Supplied records:
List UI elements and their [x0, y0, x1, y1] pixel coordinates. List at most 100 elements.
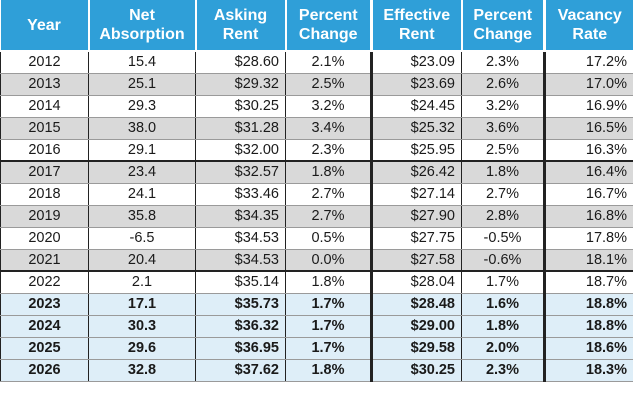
- cell-vacancy-rate: 17.8%: [543, 227, 633, 250]
- header-year: Year: [0, 0, 90, 52]
- cell-year: 2019: [0, 205, 89, 228]
- cell-year: 2021: [0, 249, 89, 272]
- header-effective-rent: Effective Rent: [370, 0, 463, 52]
- cell-asking-percent-change: 2.3%: [285, 139, 372, 162]
- cell-year: 2013: [0, 73, 89, 96]
- cell-effective-percent-change: 2.3%: [461, 359, 545, 382]
- cell-net-absorption: 29.3: [88, 95, 196, 118]
- cell-asking-rent: $30.25: [195, 95, 286, 118]
- cell-asking-rent: $32.00: [195, 139, 286, 162]
- cell-vacancy-rate: 18.8%: [543, 293, 633, 316]
- cell-year: 2020: [0, 227, 89, 250]
- cell-net-absorption: 29.1: [88, 139, 196, 162]
- cell-vacancy-rate: 18.1%: [543, 249, 633, 272]
- cell-effective-rent: $25.95: [370, 139, 462, 162]
- cell-effective-rent: $26.42: [370, 160, 462, 184]
- table-row: 2026 32.8 $37.62 1.8% $30.25 2.3% 18.3%: [0, 359, 633, 382]
- table-row: 2023 17.1 $35.73 1.7% $28.48 1.6% 18.8%: [0, 293, 633, 316]
- cell-year: 2014: [0, 95, 89, 118]
- cell-effective-rent: $29.00: [370, 315, 462, 338]
- cell-asking-rent: $34.53: [195, 227, 286, 250]
- table-body: 2012 15.4 $28.60 2.1% $23.09 2.3% 17.2% 2013 25.…: [0, 51, 633, 382]
- cell-asking-rent: $36.32: [195, 315, 286, 338]
- cell-effective-percent-change: 2.7%: [461, 183, 545, 206]
- cell-asking-percent-change: 3.4%: [285, 117, 372, 140]
- cell-vacancy-rate: 16.3%: [543, 139, 633, 162]
- cell-effective-rent: $28.48: [370, 293, 462, 316]
- table-row: 2012 15.4 $28.60 2.1% $23.09 2.3% 17.2%: [0, 51, 633, 74]
- cell-asking-percent-change: 1.7%: [285, 293, 372, 316]
- cell-year: 2025: [0, 337, 89, 360]
- cell-net-absorption: 30.3: [88, 315, 196, 338]
- header-asking-rent: Asking Rent: [194, 0, 287, 52]
- cell-effective-rent: $27.14: [370, 183, 462, 206]
- cell-effective-percent-change: 3.6%: [461, 117, 545, 140]
- cell-year: 2023: [0, 293, 89, 316]
- cell-net-absorption: 15.4: [88, 51, 196, 74]
- cell-net-absorption: 32.8: [88, 359, 196, 382]
- cell-asking-percent-change: 2.1%: [285, 51, 372, 74]
- cell-year: 2012: [0, 51, 89, 74]
- cell-vacancy-rate: 18.7%: [543, 270, 633, 294]
- cell-vacancy-rate: 16.4%: [543, 160, 633, 184]
- header-net-absorption: Net Absorption: [87, 0, 197, 52]
- cell-net-absorption: 35.8: [88, 205, 196, 228]
- cell-effective-rent: $23.09: [370, 51, 462, 74]
- table-row: 2025 29.6 $36.95 1.7% $29.58 2.0% 18.6%: [0, 337, 633, 360]
- cell-year: 2017: [0, 160, 89, 184]
- cell-effective-percent-change: 3.2%: [461, 95, 545, 118]
- cell-effective-percent-change: 2.0%: [461, 337, 545, 360]
- cell-vacancy-rate: 18.6%: [543, 337, 633, 360]
- cell-asking-percent-change: 1.8%: [285, 270, 372, 294]
- cell-year: 2015: [0, 117, 89, 140]
- cell-year: 2022: [0, 270, 89, 294]
- rent-forecast-table: Year Net Absorption Asking Rent Percent …: [0, 0, 633, 382]
- cell-vacancy-rate: 18.3%: [543, 359, 633, 382]
- cell-effective-rent: $29.58: [370, 337, 462, 360]
- cell-effective-rent: $27.90: [370, 205, 462, 228]
- cell-effective-percent-change: -0.5%: [461, 227, 545, 250]
- cell-effective-rent: $23.69: [370, 73, 462, 96]
- cell-asking-percent-change: 1.7%: [285, 337, 372, 360]
- cell-net-absorption: 25.1: [88, 73, 196, 96]
- table-row: 2024 30.3 $36.32 1.7% $29.00 1.8% 18.8%: [0, 315, 633, 338]
- cell-effective-percent-change: 2.5%: [461, 139, 545, 162]
- cell-asking-rent: $34.35: [195, 205, 286, 228]
- cell-year: 2016: [0, 139, 89, 162]
- table-row: 2022 2.1 $35.14 1.8% $28.04 1.7% 18.7%: [0, 270, 633, 294]
- cell-effective-rent: $27.58: [370, 249, 462, 272]
- cell-asking-rent: $28.60: [195, 51, 286, 74]
- cell-effective-percent-change: 1.8%: [461, 160, 545, 184]
- cell-asking-rent: $34.53: [195, 249, 286, 272]
- cell-net-absorption: 29.6: [88, 337, 196, 360]
- table-row: 2020 -6.5 $34.53 0.5% $27.75 -0.5% 17.8%: [0, 227, 633, 250]
- table-row: 2013 25.1 $29.32 2.5% $23.69 2.6% 17.0%: [0, 73, 633, 96]
- table-row: 2015 38.0 $31.28 3.4% $25.32 3.6% 16.5%: [0, 117, 633, 140]
- cell-vacancy-rate: 18.8%: [543, 315, 633, 338]
- table-row: 2017 23.4 $32.57 1.8% $26.42 1.8% 16.4%: [0, 160, 633, 184]
- cell-effective-percent-change: -0.6%: [461, 249, 545, 272]
- header-vacancy-rate: Vacancy Rate: [543, 0, 633, 52]
- cell-effective-percent-change: 1.8%: [461, 315, 545, 338]
- table-row: 2018 24.1 $33.46 2.7% $27.14 2.7% 16.7%: [0, 183, 633, 206]
- cell-effective-rent: $30.25: [370, 359, 462, 382]
- cell-effective-rent: $25.32: [370, 117, 462, 140]
- header-row: Year Net Absorption Asking Rent Percent …: [0, 0, 633, 52]
- cell-effective-percent-change: 2.8%: [461, 205, 545, 228]
- cell-net-absorption: 24.1: [88, 183, 196, 206]
- cell-year: 2018: [0, 183, 89, 206]
- cell-net-absorption: -6.5: [88, 227, 196, 250]
- header-effective-percent-change: Percent Change: [460, 0, 546, 52]
- cell-asking-rent: $35.14: [195, 270, 286, 294]
- cell-vacancy-rate: 17.0%: [543, 73, 633, 96]
- cell-year: 2024: [0, 315, 89, 338]
- cell-effective-percent-change: 1.7%: [461, 270, 545, 294]
- cell-asking-percent-change: 2.7%: [285, 183, 372, 206]
- cell-vacancy-rate: 17.2%: [543, 51, 633, 74]
- cell-effective-percent-change: 1.6%: [461, 293, 545, 316]
- cell-year: 2026: [0, 359, 89, 382]
- cell-asking-rent: $29.32: [195, 73, 286, 96]
- cell-asking-rent: $37.62: [195, 359, 286, 382]
- cell-asking-rent: $33.46: [195, 183, 286, 206]
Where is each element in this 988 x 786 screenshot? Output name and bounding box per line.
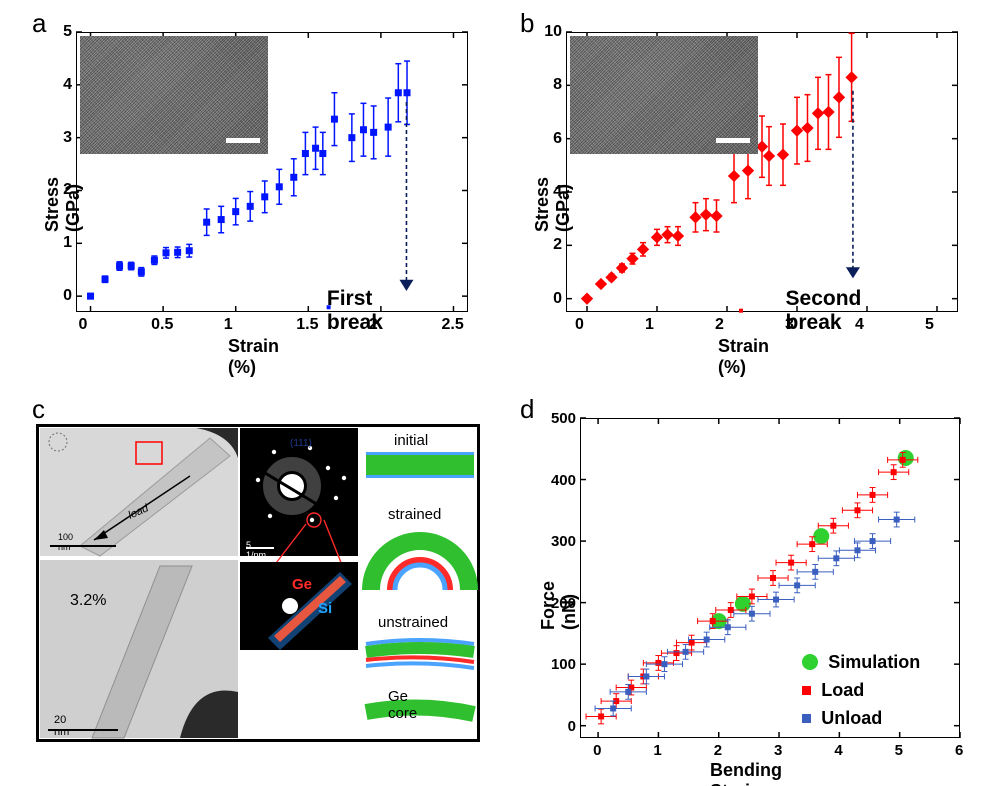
legend-swatch — [802, 654, 818, 670]
xtick-label: 1 — [653, 742, 661, 759]
xtick-label: 2.5 — [441, 316, 463, 334]
panel-c-saed-111-label: (111) — [290, 438, 312, 449]
ytick-label: 0 — [48, 287, 72, 305]
panel-c-upper-scale-text: 100 nm — [58, 532, 73, 552]
xtick-label: 2 — [715, 316, 724, 334]
ytick-label: 300 — [542, 533, 576, 550]
legend-swatch — [802, 714, 811, 723]
ytick-label: 3 — [48, 129, 72, 147]
xtick-label: 4 — [834, 742, 842, 759]
ytick-label: 10 — [538, 23, 562, 41]
ytick-label: 2 — [538, 236, 562, 254]
xtick-label: 1 — [224, 316, 233, 334]
panel-d-label: d — [520, 394, 534, 425]
ytick-label: 400 — [542, 472, 576, 489]
xtick-label: 5 — [925, 316, 934, 334]
xtick-label: 2 — [714, 742, 722, 759]
panel-c-eds-si-label: Si — [318, 600, 332, 617]
ytick-label: 5 — [48, 23, 72, 41]
ytick-label: 2 — [48, 181, 72, 199]
xtick-label: 5 — [895, 742, 903, 759]
figure-root: a Stress (GPa) Strain (%) First break b … — [0, 0, 988, 786]
xtick-label: 0 — [79, 316, 88, 334]
legend-label: Simulation — [828, 652, 920, 673]
xtick-label: 4 — [855, 316, 864, 334]
panel-d-xlabel: Bending Strain (%) — [710, 760, 782, 786]
ytick-label: 4 — [48, 76, 72, 94]
panel-c-eds-ge-label: Ge — [292, 576, 312, 593]
panel-c-schem-label-initial: initial — [394, 432, 428, 449]
panel-c-schem-label-strained: strained — [388, 506, 441, 523]
ytick-label: 200 — [542, 595, 576, 612]
ytick-label: 8 — [538, 76, 562, 94]
panel-c-tem-lower-svg — [40, 560, 238, 738]
xtick-label: 1.5 — [296, 316, 318, 334]
ytick-label: 0 — [538, 290, 562, 308]
panel-c-label: c — [32, 394, 45, 425]
panel-a-xlabel: Strain (%) — [228, 336, 279, 378]
legend-label: Unload — [821, 708, 882, 729]
ytick-label: 500 — [542, 410, 576, 427]
ytick-label: 1 — [48, 234, 72, 252]
legend-item-unload: Unload — [802, 704, 920, 732]
xtick-label: 1 — [645, 316, 654, 334]
panel-a-inset-scalebar — [226, 138, 260, 143]
panel-b-xlabel: Strain (%) — [718, 336, 769, 378]
ytick-label: 6 — [538, 130, 562, 148]
ytick-label: 100 — [542, 656, 576, 673]
legend-label: Load — [821, 680, 864, 701]
xtick-label: 3 — [774, 742, 782, 759]
panel-c-saed-scale-text: 5 1/nm — [246, 540, 266, 560]
panel-c-schem-label-gecore: Ge core — [388, 688, 417, 722]
ytick-label: 0 — [542, 718, 576, 735]
legend-item-load: Load — [802, 676, 920, 704]
ytick-label: 4 — [538, 183, 562, 201]
panel-b-label: b — [520, 8, 534, 39]
xtick-label: 0 — [593, 742, 601, 759]
panel-c-lower-strain-text: 3.2% — [70, 592, 106, 610]
xtick-label: 2 — [369, 316, 378, 334]
panel-b-annotation-text: Second break — [786, 287, 862, 335]
legend-swatch — [802, 686, 811, 695]
legend-item-simulation: Simulation — [802, 648, 920, 676]
xtick-label: 6 — [955, 742, 963, 759]
panel-c-schem-label-unstrained: unstrained — [378, 614, 448, 631]
panel-b-inset-scalebar — [716, 138, 750, 143]
xtick-label: 3 — [785, 316, 794, 334]
panel-c-schematic-svg — [362, 430, 478, 736]
panel-b-inset-image — [570, 36, 758, 154]
panel-c-lower-scale-text: 20 nm — [54, 714, 69, 738]
xtick-label: 0.5 — [151, 316, 173, 334]
xtick-label: 0 — [575, 316, 584, 334]
panel-d-legend: Simulation Load Unload — [802, 648, 920, 732]
panel-a-inset-image — [80, 36, 268, 154]
panel-a-label: a — [32, 8, 46, 39]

What you should do: Output the lines from the one containing "legend-swatch — [802, 654, 818, 670]" to the one containing "xtick-label: 4 — [834, 742, 842, 759]", both included, as a Markdown table with columns "Row" and "Entry". Number each line in the Row column and skip any blank lines.

Final answer:
| Row | Entry |
|---|---|
| 1 | legend-swatch — [802, 654, 818, 670] |
| 2 | xtick-label: 1 — [653, 742, 661, 759] |
| 3 | xtick-label: 2.5 — [441, 316, 463, 334] |
| 4 | panel-c-saed-111-label: (111) — [290, 438, 312, 449] |
| 5 | ytick-label: 0 — [48, 287, 72, 305] |
| 6 | panel-c-upper-scale-text: 100 nm — [58, 532, 73, 552] |
| 7 | xtick-label: 2 — [715, 316, 724, 334] |
| 8 | ytick-label: 300 — [542, 533, 576, 550] |
| 9 | legend-swatch — [802, 714, 811, 723] |
| 10 | ytick-label: 3 — [48, 129, 72, 147] |
| 11 | xtick-label: 4 — [834, 742, 842, 759] |